» **Exercise goal**
Give back the entire listing verbatim.

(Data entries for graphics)
○ ○ ○ ○ ○

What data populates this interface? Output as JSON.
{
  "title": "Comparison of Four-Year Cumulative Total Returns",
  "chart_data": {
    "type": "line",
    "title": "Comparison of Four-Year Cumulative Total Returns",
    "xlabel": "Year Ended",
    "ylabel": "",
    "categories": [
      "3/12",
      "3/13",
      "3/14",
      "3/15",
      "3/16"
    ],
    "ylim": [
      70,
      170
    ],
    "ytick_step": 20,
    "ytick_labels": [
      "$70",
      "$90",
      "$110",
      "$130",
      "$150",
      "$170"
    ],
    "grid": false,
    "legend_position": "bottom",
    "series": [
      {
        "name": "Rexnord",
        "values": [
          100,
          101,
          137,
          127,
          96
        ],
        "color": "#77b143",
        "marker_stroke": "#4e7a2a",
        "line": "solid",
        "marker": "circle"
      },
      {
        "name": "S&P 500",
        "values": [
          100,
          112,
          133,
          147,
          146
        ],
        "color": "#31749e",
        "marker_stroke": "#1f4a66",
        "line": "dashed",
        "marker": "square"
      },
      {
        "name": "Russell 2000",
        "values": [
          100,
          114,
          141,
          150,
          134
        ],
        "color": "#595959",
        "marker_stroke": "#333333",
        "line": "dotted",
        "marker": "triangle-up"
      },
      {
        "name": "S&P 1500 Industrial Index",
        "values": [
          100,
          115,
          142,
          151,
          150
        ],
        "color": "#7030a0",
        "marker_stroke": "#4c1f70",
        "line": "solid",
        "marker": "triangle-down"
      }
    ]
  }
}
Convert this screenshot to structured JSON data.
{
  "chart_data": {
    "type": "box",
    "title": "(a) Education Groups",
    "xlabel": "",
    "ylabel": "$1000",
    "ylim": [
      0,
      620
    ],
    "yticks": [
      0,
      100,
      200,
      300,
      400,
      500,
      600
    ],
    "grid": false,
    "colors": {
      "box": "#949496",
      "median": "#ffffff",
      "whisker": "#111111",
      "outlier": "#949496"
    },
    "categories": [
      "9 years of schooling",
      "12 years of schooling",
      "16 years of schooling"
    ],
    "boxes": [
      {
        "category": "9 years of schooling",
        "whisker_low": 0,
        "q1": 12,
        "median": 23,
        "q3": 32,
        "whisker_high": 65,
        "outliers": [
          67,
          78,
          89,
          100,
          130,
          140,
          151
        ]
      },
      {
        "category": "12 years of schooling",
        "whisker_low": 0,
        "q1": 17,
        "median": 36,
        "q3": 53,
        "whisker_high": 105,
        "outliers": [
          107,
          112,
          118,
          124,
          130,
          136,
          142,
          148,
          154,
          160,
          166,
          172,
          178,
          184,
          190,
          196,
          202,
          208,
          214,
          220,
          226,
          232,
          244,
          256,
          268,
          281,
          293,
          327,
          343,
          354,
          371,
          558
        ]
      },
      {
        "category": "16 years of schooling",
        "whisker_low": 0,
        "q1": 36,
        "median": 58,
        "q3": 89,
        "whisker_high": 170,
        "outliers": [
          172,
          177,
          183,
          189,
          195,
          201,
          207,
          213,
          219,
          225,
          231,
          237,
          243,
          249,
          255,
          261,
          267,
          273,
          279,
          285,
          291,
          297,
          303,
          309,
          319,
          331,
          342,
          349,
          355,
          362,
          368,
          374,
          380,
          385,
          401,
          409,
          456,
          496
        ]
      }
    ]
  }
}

○ ○ ○ ○ ○

» **Answer to the problem**
What data populates this interface? Output as JSON.
{
  "title": "Comparison of Four-Year Cumulative Total Returns",
  "chart_data": {
    "type": "line",
    "title": "Comparison of Four-Year Cumulative Total Returns",
    "xlabel": "Year Ended",
    "ylabel": "",
    "categories": [
      "3/12",
      "3/13",
      "3/14",
      "3/15",
      "3/16"
    ],
    "ylim": [
      70,
      170
    ],
    "ytick_step": 20,
    "ytick_labels": [
      "$70",
      "$90",
      "$110",
      "$130",
      "$150",
      "$170"
    ],
    "grid": false,
    "legend_position": "bottom",
    "series": [
      {
        "name": "Rexnord",
        "values": [
          100,
          101,
          137,
          127,
          96
        ],
        "color": "#77b143",
        "marker_stroke": "#4e7a2a",
        "line": "solid",
        "marker": "circle"
      },
      {
        "name": "S&P 500",
        "values": [
          100,
          112,
          133,
          147,
          146
        ],
        "color": "#31749e",
        "marker_stroke": "#1f4a66",
        "line": "dashed",
        "marker": "square"
      },
      {
        "name": "Russell 2000",
        "values": [
          100,
          114,
          141,
          150,
          134
        ],
        "color": "#595959",
        "marker_stroke": "#333333",
        "line": "dotted",
        "marker": "triangle-up"
      },
      {
        "name": "S&P 1500 Industrial Index",
        "values": [
          100,
          115,
          142,
          151,
          150
        ],
        "color": "#7030a0",
        "marker_stroke": "#4c1f70",
        "line": "solid",
        "marker": "triangle-down"
      }
    ]
  }
}
Convert this screenshot to structured JSON data.
{
  "chart_data": {
    "type": "box",
    "title": "(a) Education Groups",
    "xlabel": "",
    "ylabel": "$1000",
    "ylim": [
      0,
      620
    ],
    "yticks": [
      0,
      100,
      200,
      300,
      400,
      500,
      600
    ],
    "grid": false,
    "colors": {
      "box": "#949496",
      "median": "#ffffff",
      "whisker": "#111111",
      "outlier": "#949496"
    },
    "categories": [
      "9 years of schooling",
      "12 years of schooling",
      "16 years of schooling"
    ],
    "boxes": [
      {
        "category": "9 years of schooling",
        "whisker_low": 0,
        "q1": 12,
        "median": 23,
        "q3": 32,
        "whisker_high": 65,
        "outliers": [
          67,
          78,
          89,
          100,
          130,
          140,
          151
        ]
      },
      {
        "category": "12 years of schooling",
        "whisker_low": 0,
        "q1": 17,
        "median": 36,
        "q3": 53,
        "whisker_high": 105,
        "outliers": [
          107,
          112,
          118,
          124,
          130,
          136,
          142,
          148,
          154,
          160,
          166,
          172,
          178,
          184,
          190,
          196,
          202,
          208,
          214,
          220,
          226,
          232,
          244,
          256,
          268,
          281,
          293,
          327,
          343,
          354,
          371,
          558
        ]
      },
      {
        "category": "16 years of schooling",
        "whisker_low": 0,
        "q1": 36,
        "median": 58,
        "q3": 89,
        "whisker_high": 170,
        "outliers": [
          172,
          177,
          183,
          189,
          195,
          201,
          207,
          213,
          219,
          225,
          231,
          237,
          243,
          249,
          255,
          261,
          267,
          273,
          279,
          285,
          291,
          297,
          303,
          309,
          319,
          331,
          342,
          349,
          355,
          362,
          368,
          374,
          380,
          385,
          401,
          409,
          456,
          496
        ]
      }
    ]
  }
}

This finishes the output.